### Selected excerpt

Biometric sensor array 28 may be implemented by any device, either standalone or part of head worn device 12, that is configurable for detecting biometrics of user 14, such as body temperature, heart rate, blood oxygen level, etc.
Haptic feedback generator 30, may be implemented by any device, either standalone or part of head worn device 12, that is configurable for generating haptic feedback, such as an actuator that creates a vibration, which may be sensed by user 14.
Image sensor 31 may be implemented by any device, either standalone or part of head worn device 12, that is configurable for detecting images, such as images of user 14's face and/or images of the surrounding environment of user 14. Image sensor 31 may include multiple image sensors (e.g., co-located and/or mounted at different locations on head worn device 12 and/or on other devices/equipment in communication with head worn device 12 via communication interface 33), or may include a single image sensor. Image sensor 31 may include a thermal imaging sensor/camera.

### What you will do
(1) Answer these questions from the excerpt on head worn device 12:
(a) What does the excerpt give as an example of a haptic feedback generator?
(b) Which biometrics does the excerpt list as detectable by biometric sensor array 28?
(c) What kind of sensor or camera may image sensor 31 include?
(2) From the excerpt on head worn device 12, list every device or component named with a reference numeral. Leave out user 14.

### Record set
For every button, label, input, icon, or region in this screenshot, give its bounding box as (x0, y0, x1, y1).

--

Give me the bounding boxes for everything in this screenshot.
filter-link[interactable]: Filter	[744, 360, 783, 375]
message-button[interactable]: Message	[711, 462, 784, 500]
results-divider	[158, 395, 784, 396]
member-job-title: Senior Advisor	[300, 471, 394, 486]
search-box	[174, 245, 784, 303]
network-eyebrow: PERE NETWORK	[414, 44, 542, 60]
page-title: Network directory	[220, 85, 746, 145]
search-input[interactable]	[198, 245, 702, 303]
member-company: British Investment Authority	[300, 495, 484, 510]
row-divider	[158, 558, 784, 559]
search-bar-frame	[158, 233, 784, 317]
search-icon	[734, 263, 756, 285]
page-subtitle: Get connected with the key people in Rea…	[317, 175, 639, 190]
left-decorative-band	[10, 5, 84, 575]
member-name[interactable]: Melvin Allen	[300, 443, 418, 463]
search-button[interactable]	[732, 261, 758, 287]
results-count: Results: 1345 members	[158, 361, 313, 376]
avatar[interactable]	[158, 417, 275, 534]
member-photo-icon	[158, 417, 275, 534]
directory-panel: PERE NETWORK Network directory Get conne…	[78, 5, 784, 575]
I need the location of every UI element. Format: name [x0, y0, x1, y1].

### Exercise answers
(1)
(a) An actuator that creates a vibration, which may be sensed by user 14.
(b) Body temperature, heart rate, and blood oxygen level.
(c) A thermal imaging sensor/camera.

(2)
- Biometric sensor array 28
- Head worn device 12
- Haptic feedback generator 30
- Image sensor 31
- Communication interface 33